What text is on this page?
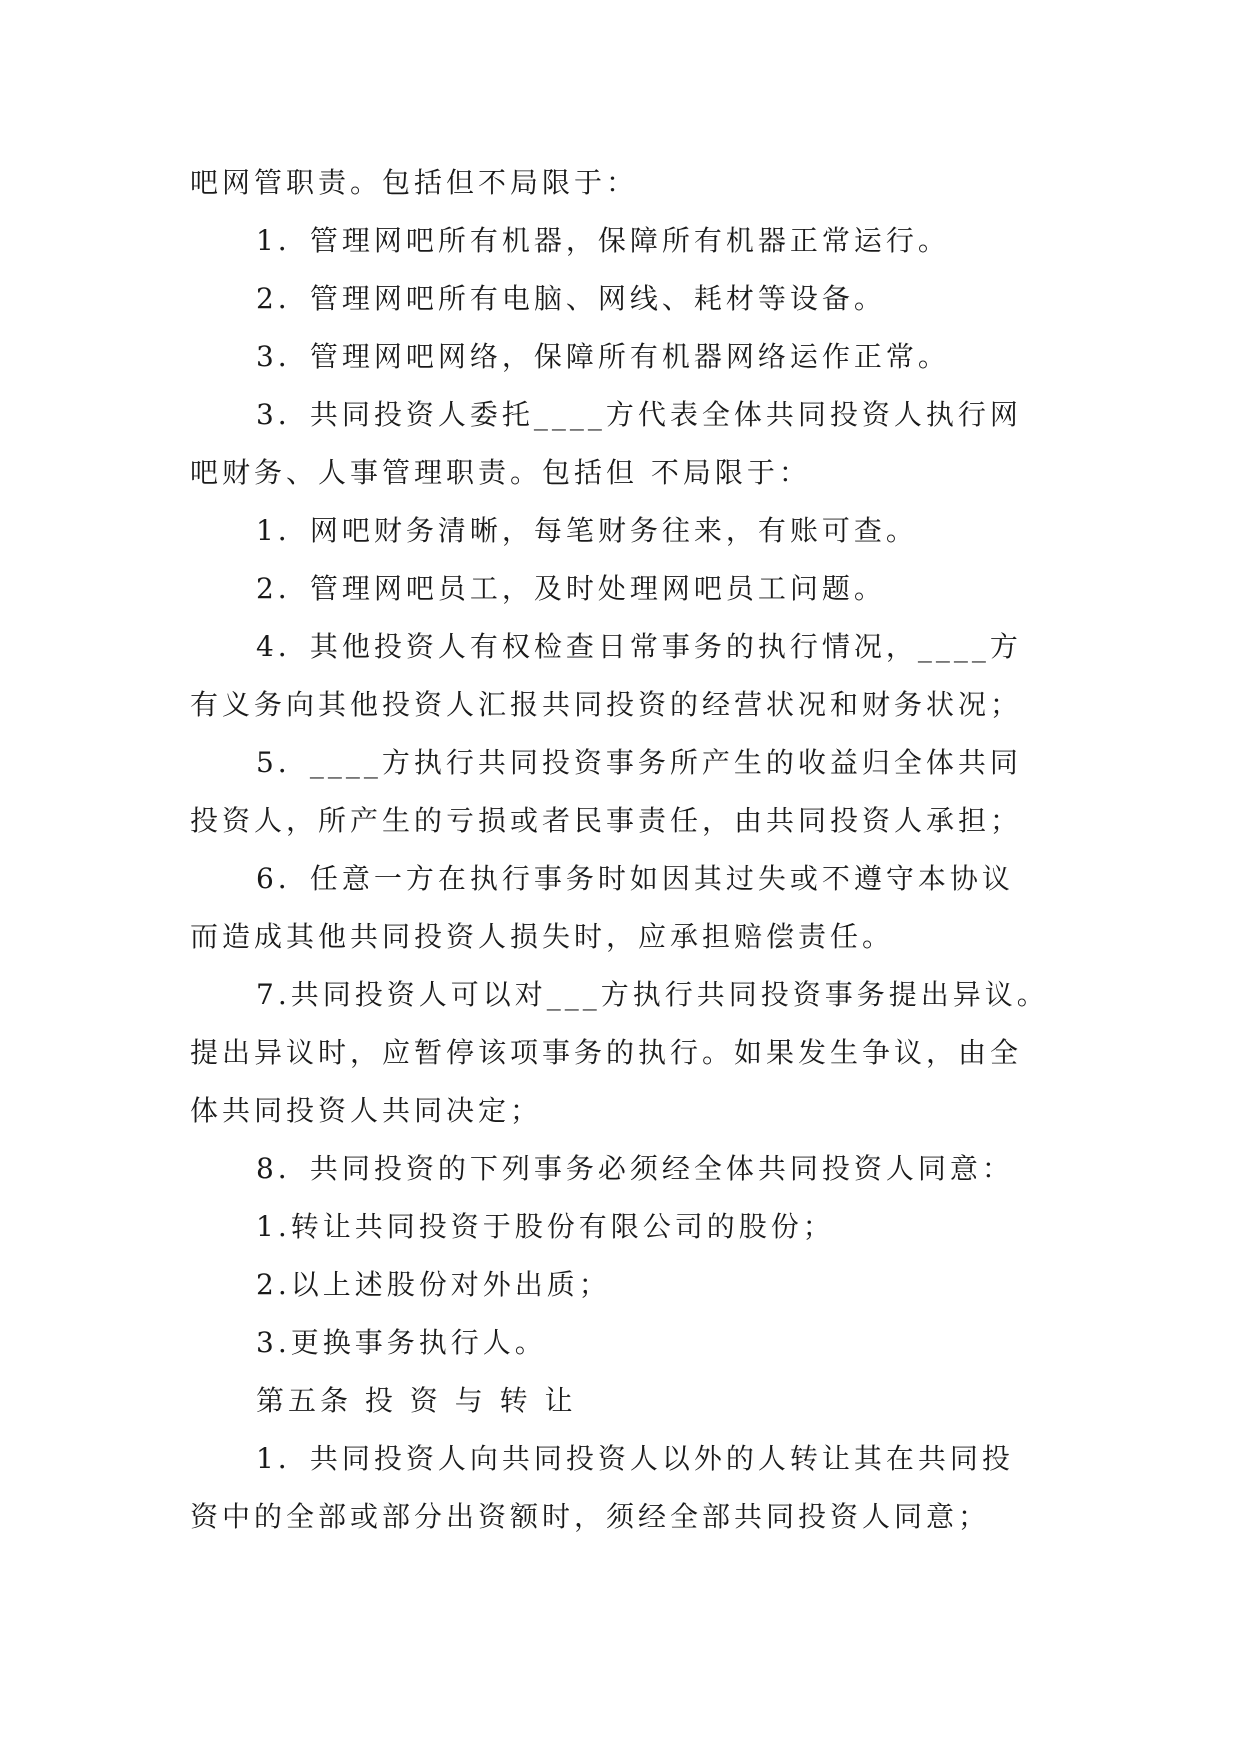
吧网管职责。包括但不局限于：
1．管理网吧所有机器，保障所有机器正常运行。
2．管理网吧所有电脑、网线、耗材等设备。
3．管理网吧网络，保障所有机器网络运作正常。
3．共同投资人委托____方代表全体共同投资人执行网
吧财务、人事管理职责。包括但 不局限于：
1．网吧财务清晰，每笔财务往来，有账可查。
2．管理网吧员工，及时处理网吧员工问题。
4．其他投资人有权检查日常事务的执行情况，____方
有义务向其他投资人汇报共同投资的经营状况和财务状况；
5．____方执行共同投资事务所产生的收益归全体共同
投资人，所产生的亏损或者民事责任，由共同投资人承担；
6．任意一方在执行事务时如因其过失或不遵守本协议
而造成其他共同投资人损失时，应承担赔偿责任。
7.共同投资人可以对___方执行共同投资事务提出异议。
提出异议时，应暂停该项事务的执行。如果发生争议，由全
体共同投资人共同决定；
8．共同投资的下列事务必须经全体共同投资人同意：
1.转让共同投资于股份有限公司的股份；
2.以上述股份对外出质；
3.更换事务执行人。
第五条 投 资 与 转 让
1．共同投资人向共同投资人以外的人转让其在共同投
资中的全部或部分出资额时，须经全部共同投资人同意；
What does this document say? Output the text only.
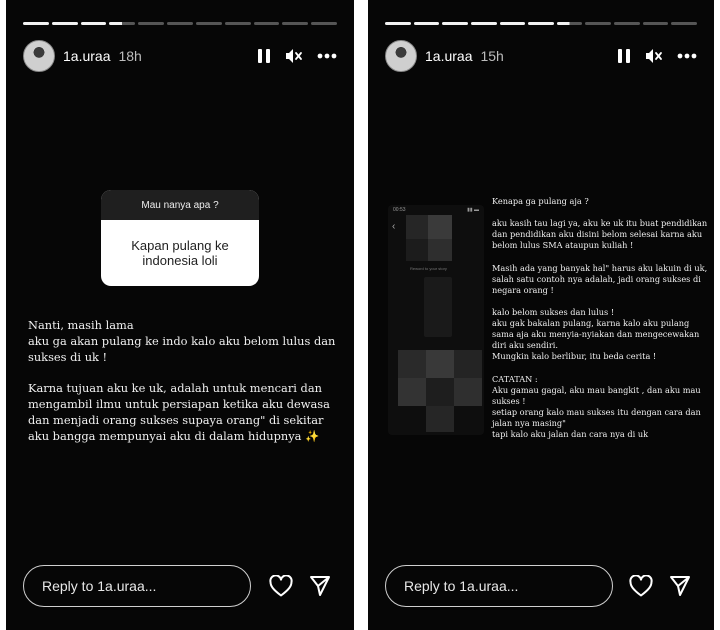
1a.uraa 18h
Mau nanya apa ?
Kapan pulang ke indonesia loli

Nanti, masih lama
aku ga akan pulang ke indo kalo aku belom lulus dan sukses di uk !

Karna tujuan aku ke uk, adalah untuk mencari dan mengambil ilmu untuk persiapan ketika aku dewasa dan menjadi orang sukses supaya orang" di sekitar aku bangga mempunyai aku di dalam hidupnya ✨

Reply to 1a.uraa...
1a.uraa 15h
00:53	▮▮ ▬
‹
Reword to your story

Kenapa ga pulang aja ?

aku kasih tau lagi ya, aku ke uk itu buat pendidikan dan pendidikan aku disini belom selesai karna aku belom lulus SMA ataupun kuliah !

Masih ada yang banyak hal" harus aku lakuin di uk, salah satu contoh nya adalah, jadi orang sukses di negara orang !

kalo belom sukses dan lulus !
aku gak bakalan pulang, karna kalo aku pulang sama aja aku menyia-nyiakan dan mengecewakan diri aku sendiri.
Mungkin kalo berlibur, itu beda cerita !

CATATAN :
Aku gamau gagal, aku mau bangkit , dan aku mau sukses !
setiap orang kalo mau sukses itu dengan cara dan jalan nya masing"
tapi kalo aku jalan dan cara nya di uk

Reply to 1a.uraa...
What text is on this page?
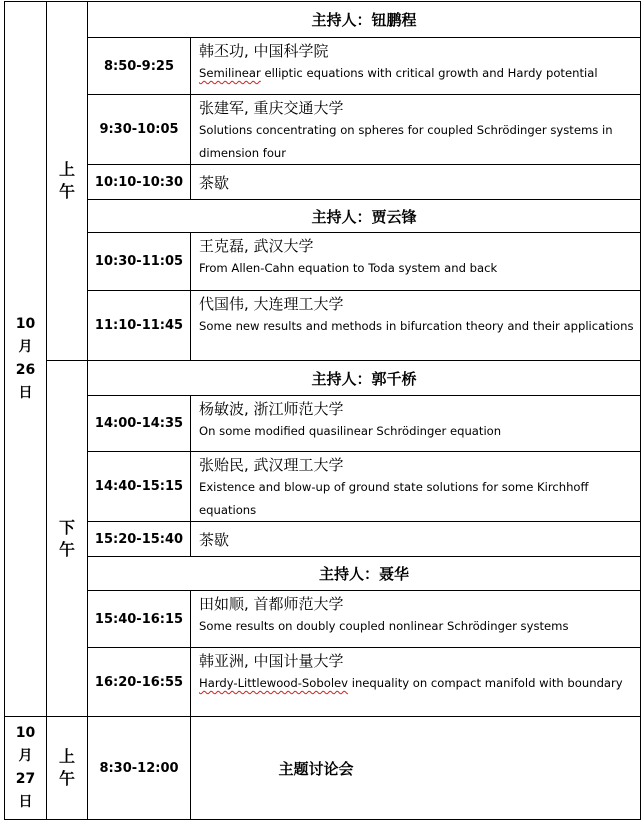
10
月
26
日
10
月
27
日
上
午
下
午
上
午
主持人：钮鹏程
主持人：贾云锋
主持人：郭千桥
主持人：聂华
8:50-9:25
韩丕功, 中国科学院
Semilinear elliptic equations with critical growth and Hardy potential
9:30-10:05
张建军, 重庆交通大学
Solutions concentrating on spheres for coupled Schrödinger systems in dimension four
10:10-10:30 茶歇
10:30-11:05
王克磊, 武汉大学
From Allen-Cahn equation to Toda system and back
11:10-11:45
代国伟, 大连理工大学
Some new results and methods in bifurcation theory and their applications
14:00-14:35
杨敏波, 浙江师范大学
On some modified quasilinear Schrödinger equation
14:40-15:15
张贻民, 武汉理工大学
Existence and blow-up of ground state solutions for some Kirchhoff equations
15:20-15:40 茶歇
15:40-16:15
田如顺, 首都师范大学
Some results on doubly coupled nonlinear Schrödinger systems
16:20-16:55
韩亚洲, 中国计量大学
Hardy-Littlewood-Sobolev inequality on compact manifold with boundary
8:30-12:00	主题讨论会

...

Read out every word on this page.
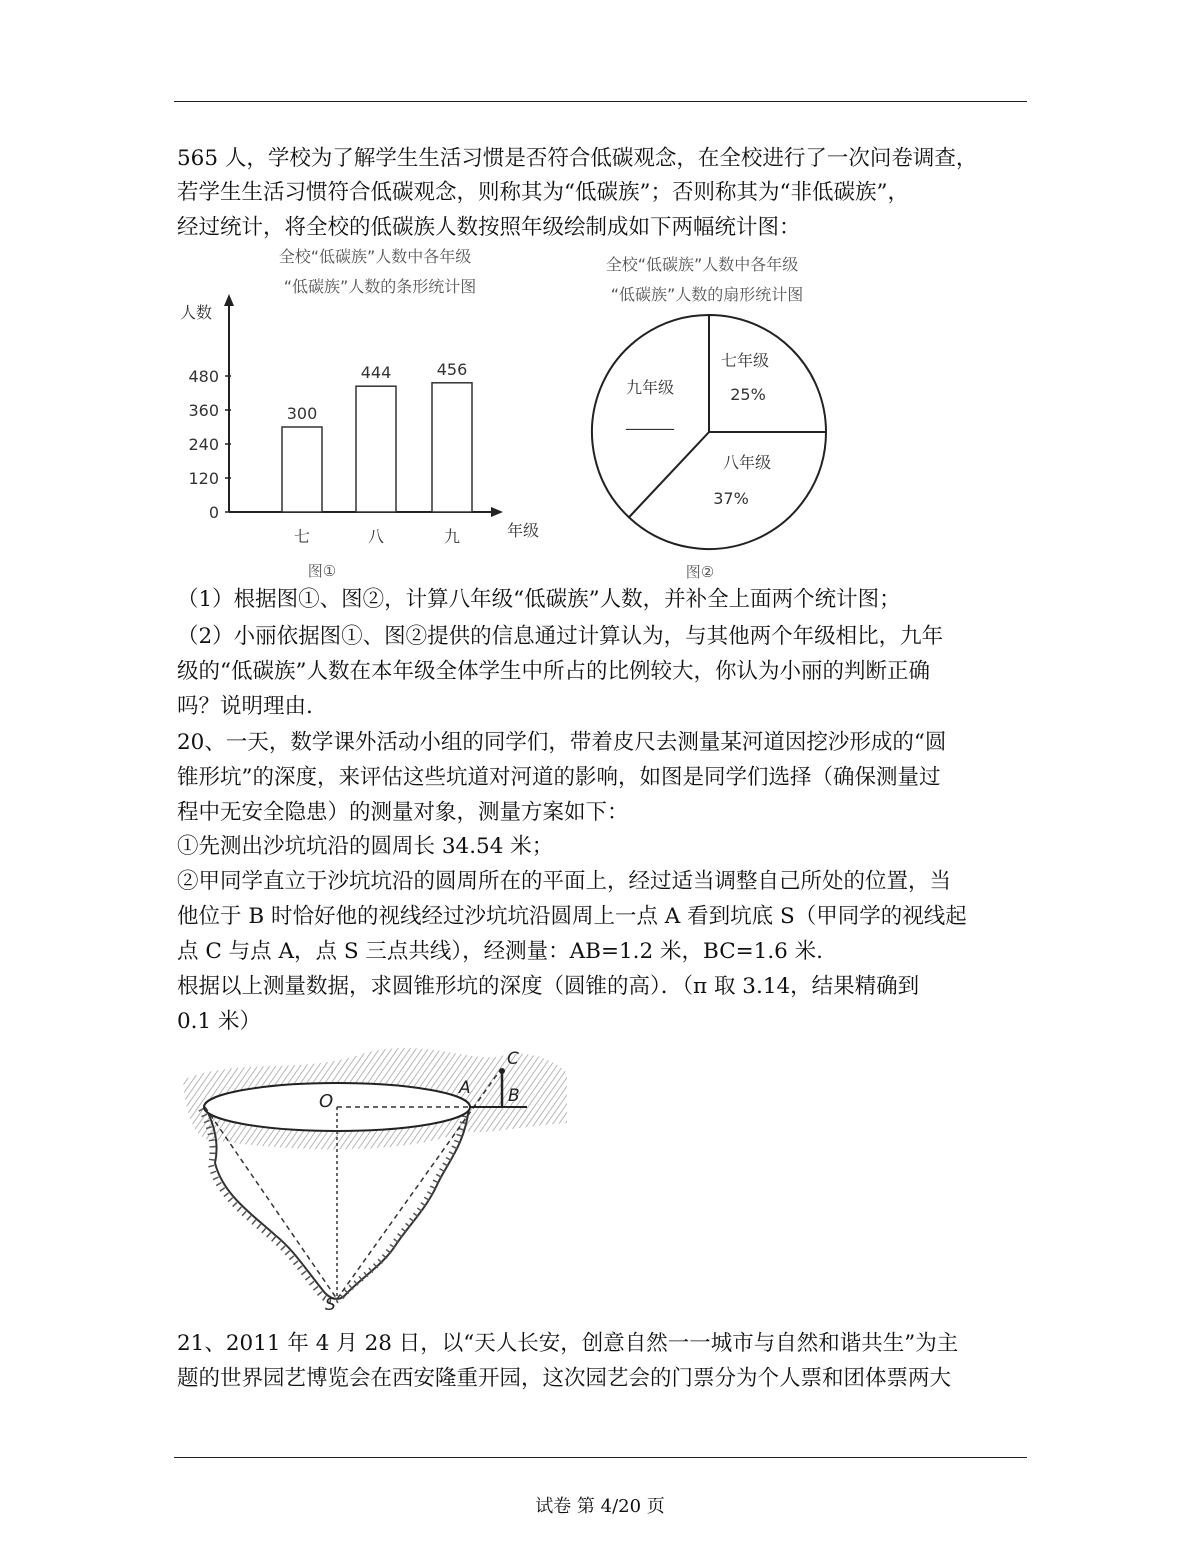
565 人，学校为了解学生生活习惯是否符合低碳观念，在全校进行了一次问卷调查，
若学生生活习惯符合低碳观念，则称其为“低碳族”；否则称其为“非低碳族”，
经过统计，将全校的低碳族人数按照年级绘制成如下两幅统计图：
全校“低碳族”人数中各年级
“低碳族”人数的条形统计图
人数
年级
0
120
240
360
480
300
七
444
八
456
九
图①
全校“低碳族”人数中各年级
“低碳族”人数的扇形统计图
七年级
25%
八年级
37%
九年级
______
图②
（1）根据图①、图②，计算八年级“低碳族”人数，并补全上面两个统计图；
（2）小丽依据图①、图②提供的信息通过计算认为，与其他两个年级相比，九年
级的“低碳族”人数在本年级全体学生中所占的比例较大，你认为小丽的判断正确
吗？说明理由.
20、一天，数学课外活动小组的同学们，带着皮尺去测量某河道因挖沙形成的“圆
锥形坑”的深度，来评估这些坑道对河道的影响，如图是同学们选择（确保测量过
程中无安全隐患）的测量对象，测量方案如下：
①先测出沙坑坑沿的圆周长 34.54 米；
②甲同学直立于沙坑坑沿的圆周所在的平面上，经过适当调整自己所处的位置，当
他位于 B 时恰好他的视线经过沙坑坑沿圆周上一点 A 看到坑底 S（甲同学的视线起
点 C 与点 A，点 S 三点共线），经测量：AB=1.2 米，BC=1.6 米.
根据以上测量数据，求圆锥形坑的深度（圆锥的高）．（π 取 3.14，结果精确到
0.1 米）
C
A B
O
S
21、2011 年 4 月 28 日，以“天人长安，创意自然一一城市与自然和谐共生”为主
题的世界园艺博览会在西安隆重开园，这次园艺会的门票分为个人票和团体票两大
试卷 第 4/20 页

◆ **INSTRUCTIONS FOR THE TASK**: Read the data above and count the lines that include "systems". Answer only with the count.

◆ **COMPLETED TASK**: 2